[Records from a data source]

────────

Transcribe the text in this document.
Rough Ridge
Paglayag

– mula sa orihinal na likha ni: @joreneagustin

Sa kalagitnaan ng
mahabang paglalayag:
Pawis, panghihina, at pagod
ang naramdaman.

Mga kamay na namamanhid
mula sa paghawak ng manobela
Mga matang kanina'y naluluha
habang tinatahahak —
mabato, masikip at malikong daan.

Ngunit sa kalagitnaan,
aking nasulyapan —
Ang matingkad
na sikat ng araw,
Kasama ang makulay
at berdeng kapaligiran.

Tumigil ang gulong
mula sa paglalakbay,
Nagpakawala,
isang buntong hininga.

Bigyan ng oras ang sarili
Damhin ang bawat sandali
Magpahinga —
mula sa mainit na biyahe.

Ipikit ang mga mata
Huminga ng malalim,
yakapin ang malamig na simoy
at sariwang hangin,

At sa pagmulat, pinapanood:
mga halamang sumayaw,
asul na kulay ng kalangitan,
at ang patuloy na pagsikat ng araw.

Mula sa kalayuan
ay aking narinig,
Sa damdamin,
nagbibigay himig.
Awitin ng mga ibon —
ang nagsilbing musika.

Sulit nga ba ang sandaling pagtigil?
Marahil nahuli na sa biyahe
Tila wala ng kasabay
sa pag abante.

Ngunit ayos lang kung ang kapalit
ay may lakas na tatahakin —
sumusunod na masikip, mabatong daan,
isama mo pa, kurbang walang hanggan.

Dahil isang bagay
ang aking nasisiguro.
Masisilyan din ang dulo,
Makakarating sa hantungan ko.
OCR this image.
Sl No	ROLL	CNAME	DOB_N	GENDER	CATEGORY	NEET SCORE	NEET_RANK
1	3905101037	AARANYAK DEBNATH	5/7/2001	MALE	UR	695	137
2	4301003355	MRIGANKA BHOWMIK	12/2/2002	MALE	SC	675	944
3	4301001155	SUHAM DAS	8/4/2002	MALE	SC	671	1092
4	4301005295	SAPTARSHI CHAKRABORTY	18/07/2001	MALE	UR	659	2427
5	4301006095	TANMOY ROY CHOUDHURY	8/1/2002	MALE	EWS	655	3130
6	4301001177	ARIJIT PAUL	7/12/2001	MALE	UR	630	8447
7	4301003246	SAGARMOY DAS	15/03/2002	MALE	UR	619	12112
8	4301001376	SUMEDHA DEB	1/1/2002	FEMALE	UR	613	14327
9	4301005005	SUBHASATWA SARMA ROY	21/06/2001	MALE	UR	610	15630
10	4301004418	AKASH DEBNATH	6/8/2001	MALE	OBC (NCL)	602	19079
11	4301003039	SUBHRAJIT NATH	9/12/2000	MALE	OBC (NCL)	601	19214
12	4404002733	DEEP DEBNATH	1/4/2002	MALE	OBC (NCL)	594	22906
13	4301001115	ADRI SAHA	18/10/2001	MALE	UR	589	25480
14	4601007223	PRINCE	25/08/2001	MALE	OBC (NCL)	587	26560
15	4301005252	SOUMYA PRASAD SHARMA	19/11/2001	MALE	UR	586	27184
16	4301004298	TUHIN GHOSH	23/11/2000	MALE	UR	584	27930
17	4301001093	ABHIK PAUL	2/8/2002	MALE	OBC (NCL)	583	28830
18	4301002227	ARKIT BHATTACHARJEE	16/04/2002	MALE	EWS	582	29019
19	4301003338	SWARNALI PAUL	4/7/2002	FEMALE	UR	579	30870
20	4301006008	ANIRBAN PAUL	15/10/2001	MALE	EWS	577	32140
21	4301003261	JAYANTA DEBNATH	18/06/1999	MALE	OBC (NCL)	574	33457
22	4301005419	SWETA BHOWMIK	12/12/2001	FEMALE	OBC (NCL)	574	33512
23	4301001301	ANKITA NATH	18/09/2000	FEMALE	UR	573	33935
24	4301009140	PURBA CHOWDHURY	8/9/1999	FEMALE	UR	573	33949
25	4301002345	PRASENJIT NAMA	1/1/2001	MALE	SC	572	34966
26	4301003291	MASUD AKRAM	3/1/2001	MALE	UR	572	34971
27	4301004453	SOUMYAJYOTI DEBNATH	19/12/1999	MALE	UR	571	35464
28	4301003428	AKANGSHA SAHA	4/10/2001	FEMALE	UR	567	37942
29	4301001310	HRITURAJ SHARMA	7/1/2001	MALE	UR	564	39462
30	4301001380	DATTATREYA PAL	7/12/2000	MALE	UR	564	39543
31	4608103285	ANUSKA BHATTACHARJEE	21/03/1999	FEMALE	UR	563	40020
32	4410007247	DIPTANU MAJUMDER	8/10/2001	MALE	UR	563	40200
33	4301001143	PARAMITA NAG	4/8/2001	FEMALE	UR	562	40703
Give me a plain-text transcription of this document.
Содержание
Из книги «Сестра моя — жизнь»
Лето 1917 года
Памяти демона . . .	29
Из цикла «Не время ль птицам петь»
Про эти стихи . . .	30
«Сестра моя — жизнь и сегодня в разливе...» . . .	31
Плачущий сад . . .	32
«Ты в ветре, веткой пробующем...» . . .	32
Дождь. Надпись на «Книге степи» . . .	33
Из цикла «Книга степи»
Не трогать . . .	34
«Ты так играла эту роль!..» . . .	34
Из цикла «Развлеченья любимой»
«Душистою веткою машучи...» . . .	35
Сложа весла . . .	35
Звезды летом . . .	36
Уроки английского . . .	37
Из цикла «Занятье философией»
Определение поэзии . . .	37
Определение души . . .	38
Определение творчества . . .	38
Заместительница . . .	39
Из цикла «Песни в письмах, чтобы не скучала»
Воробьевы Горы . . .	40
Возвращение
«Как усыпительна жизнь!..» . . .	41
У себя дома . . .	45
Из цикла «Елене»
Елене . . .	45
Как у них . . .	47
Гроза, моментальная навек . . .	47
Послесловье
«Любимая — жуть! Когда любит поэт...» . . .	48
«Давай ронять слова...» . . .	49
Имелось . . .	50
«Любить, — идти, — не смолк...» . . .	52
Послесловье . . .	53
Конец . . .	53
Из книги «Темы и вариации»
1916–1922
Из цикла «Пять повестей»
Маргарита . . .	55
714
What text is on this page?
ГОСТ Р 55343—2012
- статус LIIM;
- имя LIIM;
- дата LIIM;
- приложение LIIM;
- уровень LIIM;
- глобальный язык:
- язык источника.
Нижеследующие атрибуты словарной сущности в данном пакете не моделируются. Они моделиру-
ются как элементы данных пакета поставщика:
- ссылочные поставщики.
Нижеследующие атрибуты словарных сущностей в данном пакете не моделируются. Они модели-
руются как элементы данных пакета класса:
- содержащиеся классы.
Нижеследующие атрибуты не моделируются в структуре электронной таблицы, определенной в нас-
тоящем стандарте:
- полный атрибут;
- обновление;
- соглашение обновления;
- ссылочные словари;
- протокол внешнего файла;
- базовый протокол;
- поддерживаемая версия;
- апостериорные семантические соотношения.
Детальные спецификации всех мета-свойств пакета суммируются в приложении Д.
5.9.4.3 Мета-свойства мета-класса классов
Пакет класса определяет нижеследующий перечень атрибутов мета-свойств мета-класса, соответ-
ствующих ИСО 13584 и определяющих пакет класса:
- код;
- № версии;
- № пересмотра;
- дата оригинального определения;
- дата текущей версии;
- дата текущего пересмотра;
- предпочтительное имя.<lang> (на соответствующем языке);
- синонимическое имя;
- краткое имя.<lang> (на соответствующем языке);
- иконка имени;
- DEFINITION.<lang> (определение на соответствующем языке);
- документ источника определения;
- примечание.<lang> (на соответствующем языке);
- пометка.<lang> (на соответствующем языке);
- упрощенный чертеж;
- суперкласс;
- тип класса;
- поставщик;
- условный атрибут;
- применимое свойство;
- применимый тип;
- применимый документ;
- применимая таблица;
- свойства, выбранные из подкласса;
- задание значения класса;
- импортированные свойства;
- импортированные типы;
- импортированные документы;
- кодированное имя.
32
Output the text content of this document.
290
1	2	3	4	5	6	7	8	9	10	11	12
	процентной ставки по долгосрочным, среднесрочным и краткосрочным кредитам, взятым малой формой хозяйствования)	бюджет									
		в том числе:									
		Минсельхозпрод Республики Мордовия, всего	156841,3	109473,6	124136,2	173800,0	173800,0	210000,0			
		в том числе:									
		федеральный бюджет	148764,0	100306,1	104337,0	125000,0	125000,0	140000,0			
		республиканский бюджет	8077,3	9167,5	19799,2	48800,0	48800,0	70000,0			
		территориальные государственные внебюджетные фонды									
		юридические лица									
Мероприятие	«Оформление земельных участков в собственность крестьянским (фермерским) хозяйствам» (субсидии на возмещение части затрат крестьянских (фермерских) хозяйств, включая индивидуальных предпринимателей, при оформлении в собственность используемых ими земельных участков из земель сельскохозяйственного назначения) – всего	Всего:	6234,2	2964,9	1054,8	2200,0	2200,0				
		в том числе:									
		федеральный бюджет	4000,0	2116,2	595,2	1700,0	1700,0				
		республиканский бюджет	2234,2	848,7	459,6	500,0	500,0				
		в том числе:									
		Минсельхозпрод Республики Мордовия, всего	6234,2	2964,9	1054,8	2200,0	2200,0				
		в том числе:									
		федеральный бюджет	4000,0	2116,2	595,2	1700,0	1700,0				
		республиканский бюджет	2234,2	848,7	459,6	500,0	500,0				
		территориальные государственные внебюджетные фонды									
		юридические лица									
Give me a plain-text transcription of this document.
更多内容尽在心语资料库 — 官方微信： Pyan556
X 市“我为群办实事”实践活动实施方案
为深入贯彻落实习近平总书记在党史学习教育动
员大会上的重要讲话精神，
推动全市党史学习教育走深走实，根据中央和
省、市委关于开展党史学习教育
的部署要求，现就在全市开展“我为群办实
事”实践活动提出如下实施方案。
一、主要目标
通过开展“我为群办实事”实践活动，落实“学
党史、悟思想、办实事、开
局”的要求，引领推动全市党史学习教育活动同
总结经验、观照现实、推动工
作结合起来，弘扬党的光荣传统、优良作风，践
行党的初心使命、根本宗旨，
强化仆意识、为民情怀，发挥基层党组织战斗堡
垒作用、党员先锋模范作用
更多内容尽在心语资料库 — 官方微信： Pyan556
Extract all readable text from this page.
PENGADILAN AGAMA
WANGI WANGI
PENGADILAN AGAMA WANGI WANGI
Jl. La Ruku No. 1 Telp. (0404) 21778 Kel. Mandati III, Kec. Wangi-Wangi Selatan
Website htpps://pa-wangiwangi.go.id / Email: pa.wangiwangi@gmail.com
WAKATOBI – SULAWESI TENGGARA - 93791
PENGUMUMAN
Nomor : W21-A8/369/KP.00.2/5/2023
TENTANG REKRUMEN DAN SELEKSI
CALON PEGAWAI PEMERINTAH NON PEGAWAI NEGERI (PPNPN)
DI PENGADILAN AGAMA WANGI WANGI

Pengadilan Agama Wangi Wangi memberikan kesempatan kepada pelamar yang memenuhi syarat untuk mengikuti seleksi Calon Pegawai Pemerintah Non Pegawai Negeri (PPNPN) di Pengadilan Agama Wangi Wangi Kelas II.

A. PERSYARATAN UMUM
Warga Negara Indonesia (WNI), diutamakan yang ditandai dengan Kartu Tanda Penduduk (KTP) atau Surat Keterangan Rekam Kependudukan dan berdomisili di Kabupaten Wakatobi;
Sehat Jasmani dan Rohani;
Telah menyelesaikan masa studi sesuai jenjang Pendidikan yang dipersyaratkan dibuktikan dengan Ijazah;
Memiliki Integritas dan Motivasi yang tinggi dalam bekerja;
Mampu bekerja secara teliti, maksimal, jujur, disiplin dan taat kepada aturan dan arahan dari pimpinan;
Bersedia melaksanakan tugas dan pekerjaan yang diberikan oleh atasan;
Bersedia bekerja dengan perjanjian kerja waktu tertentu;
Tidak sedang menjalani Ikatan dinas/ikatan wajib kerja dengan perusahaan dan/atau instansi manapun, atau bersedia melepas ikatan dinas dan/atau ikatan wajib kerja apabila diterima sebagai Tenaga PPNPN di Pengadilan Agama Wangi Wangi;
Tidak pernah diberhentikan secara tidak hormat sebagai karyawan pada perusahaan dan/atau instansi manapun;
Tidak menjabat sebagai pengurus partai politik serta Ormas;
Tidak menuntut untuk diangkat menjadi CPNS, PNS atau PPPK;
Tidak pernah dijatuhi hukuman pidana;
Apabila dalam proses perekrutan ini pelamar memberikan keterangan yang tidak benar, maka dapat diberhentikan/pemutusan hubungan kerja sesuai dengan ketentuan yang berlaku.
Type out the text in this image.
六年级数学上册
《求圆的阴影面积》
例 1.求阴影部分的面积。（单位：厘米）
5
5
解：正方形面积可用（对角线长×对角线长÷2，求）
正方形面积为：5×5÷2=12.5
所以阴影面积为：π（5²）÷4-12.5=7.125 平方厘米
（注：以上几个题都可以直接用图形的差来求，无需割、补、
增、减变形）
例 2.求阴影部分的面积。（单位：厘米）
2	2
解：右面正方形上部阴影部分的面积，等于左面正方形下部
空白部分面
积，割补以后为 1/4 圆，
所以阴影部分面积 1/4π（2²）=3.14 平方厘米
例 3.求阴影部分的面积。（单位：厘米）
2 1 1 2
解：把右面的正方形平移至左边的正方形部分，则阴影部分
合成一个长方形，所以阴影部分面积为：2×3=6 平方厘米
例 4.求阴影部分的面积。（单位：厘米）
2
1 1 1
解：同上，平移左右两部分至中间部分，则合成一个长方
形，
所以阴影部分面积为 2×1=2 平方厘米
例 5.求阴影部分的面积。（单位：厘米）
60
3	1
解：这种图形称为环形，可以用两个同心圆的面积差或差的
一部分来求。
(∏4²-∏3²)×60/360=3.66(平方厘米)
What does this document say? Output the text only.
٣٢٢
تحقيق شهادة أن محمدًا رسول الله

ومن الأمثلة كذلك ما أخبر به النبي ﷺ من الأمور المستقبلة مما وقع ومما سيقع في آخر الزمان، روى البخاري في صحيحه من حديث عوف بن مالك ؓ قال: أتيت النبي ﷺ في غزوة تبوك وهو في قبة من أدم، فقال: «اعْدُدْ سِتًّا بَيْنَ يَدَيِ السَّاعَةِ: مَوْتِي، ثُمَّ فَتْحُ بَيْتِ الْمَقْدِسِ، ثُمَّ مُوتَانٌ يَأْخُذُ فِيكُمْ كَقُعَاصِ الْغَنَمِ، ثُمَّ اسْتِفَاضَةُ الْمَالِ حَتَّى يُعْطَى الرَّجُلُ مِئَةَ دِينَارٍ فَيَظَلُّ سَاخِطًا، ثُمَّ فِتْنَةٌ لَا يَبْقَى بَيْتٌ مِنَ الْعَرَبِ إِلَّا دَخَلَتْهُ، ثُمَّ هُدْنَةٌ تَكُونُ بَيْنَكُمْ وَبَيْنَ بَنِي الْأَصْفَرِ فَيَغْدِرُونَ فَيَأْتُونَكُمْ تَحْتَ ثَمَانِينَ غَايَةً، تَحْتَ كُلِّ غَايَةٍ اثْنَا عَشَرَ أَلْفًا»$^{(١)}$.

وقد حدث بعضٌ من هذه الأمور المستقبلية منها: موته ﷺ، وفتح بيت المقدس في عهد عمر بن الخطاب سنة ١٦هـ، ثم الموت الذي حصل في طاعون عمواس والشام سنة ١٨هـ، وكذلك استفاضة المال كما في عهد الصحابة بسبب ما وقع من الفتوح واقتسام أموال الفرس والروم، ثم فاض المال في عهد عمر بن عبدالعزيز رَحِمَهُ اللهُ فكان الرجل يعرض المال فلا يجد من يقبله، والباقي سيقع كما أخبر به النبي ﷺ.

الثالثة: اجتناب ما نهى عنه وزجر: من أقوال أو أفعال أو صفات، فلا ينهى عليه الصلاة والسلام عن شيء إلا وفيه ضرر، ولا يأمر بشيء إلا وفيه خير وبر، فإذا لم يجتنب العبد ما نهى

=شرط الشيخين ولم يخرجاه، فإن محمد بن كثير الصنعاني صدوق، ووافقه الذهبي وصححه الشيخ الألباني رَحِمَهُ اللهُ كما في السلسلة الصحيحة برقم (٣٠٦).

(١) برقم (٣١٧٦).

────────

[WHAT THE TASK REQUIRES]: Work out how many lines in the records above hold the string "данном", then give only that count.

[FINAL RESULT]: 2